(Data entries)
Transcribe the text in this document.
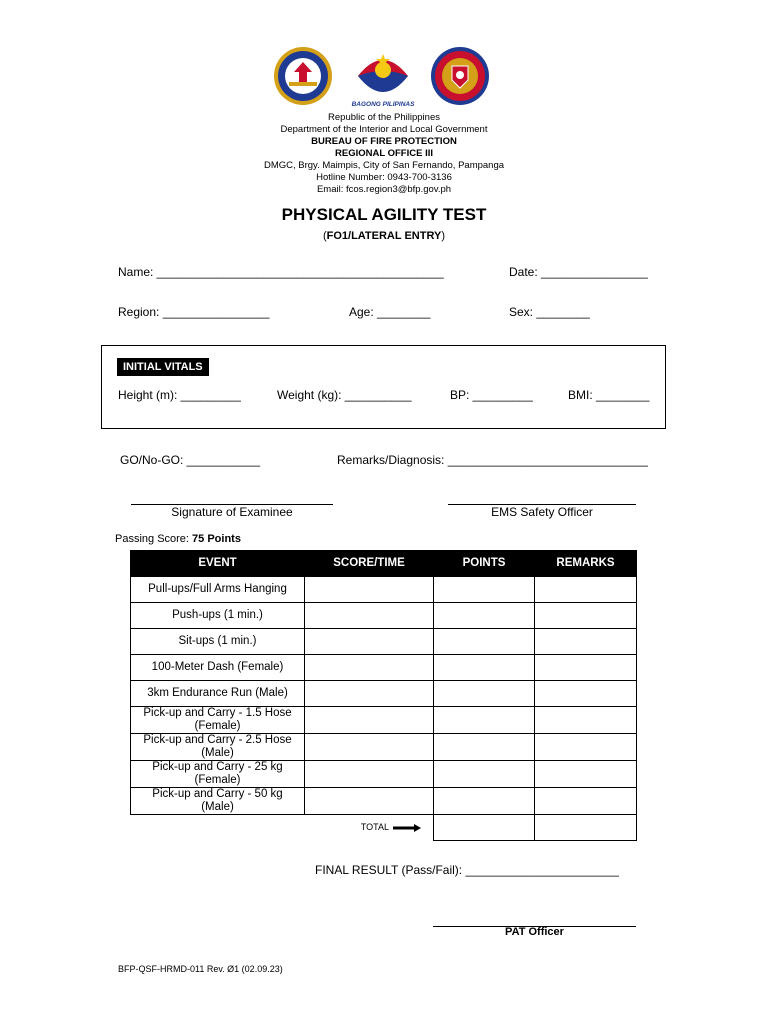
BAGONG PILIPINAS
Republic of the Philippines
Department of the Interior and Local Government
BUREAU OF FIRE PROTECTION
REGIONAL OFFICE III
DMGC, Brgy. Maimpis, City of San Fernando, Pampanga
Hotline Number: 0943-700-3136
Email: fcos.region3@bfp.gov.ph
PHYSICAL AGILITY TEST
(FO1/LATERAL ENTRY)
Name: ___________________________________________	Date: ________________
Region: ________________	Age: ________	Sex: ________
INITIAL VITALS
Height (m): _________	Weight (kg): __________	BP: _________	BMI: ________
GO/No-GO: ___________	Remarks/Diagnosis: ______________________________
Signature of Examinee	EMS Safety Officer
Passing Score: 75 Points
EVENT	SCORE/TIME	POINTS	REMARKS

Pull-ups/Full Arms Hanging			

Push-ups (1 min.)			

Sit-ups (1 min.)			

100-Meter Dash (Female)			

3km Endurance Run (Male)			

Pick-up and Carry - 1.5 Hose
(Female)			

Pick-up and Carry - 2.5 Hose
(Male)			

Pick-up and Carry - 25 kg
(Female)			

Pick-up and Carry - 50 kg
(Male)			

TOTAL			
FINAL RESULT (Pass/Fail): _______________________
PAT Officer
BFP-QSF-HRMD-011 Rev. Ø1 (02.09.23)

→ STATED GOAL: Return the full material word for word. Do not include the pictures.

→ RESPONSE BELOW:
Transcribe the text in this document.
BAGONG PILIPINAS
Republic of the Philippines
Department of the Interior and Local Government
BUREAU OF FIRE PROTECTION
REGIONAL OFFICE III
DMGC, Brgy. Maimpis, City of San Fernando, Pampanga
Hotline Number: 0943-700-3136
Email: fcos.region3@bfp.gov.ph
PHYSICAL AGILITY TEST
(FO1/LATERAL ENTRY)
Name: ___________________________________________	Date: ________________
Region: ________________	Age: ________	Sex: ________
INITIAL VITALS
Height (m): _________	Weight (kg): __________	BP: _________	BMI: ________
GO/No-GO: ___________	Remarks/Diagnosis: ______________________________
Signature of Examinee	EMS Safety Officer
Passing Score: 75 Points
EVENT	SCORE/TIME	POINTS	REMARKS

Pull-ups/Full Arms Hanging			

Push-ups (1 min.)			

Sit-ups (1 min.)			

100-Meter Dash (Female)			

3km Endurance Run (Male)			

Pick-up and Carry - 1.5 Hose
(Female)			

Pick-up and Carry - 2.5 Hose
(Male)			

Pick-up and Carry - 25 kg
(Female)			

Pick-up and Carry - 50 kg
(Male)			

TOTAL			
FINAL RESULT (Pass/Fail): _______________________
PAT Officer
BFP-QSF-HRMD-011 Rev. Ø1 (02.09.23)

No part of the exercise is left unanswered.